[Recorded data]
* * * * * * *
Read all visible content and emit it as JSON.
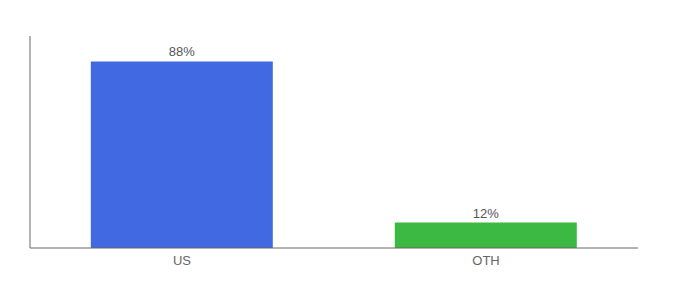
{
  "chart_data": {
    "type": "bar",
    "categories": [
      "US",
      "OTH"
    ],
    "values": [
      88,
      12
    ],
    "value_labels": [
      "88%",
      "12%"
    ],
    "colors": [
      "#4169e1",
      "#3cb943"
    ],
    "ylim": [
      0,
      100
    ],
    "data_labels": true,
    "tick_labels": "x"
  }
}
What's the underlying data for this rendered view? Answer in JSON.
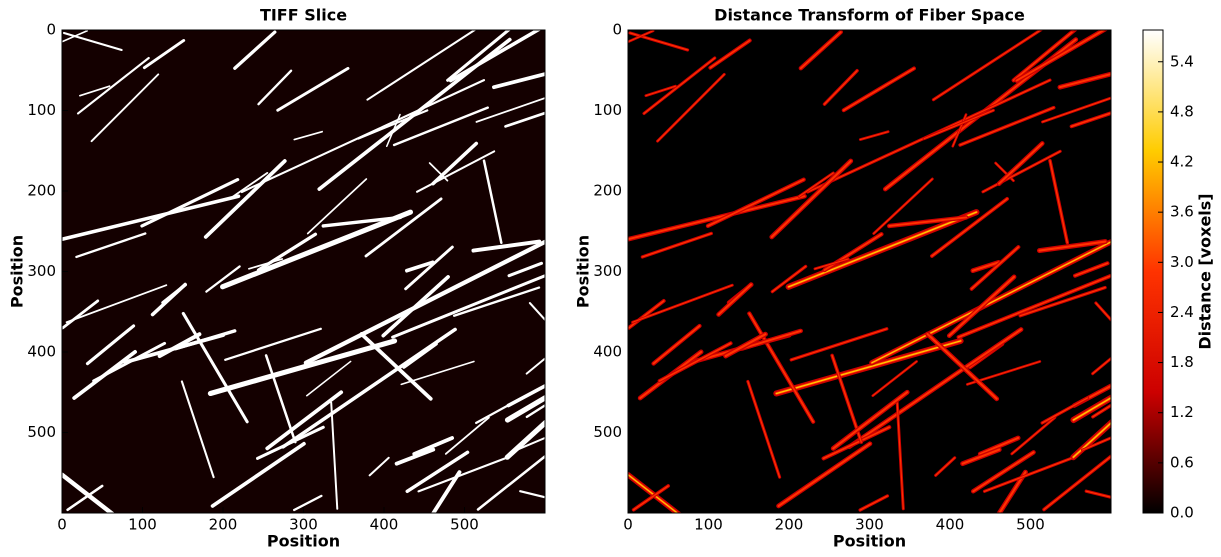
* * * * * * *
• **TASK GOAL**: Repeat the records above exactly, omitting every picture.

• **EXERCISE RESULT**:
Read all visible content and emit it as JSON.
{
  "chart_data": {
    "type": "bar",
    "categories": [
      "US",
      "OTH"
    ],
    "values": [
      88,
      12
    ],
    "value_labels": [
      "88%",
      "12%"
    ],
    "colors": [
      "#4169e1",
      "#3cb943"
    ],
    "ylim": [
      0,
      100
    ],
    "data_labels": true,
    "tick_labels": "x"
  }
}
What's the underlying data for this rendered view? Answer in JSON.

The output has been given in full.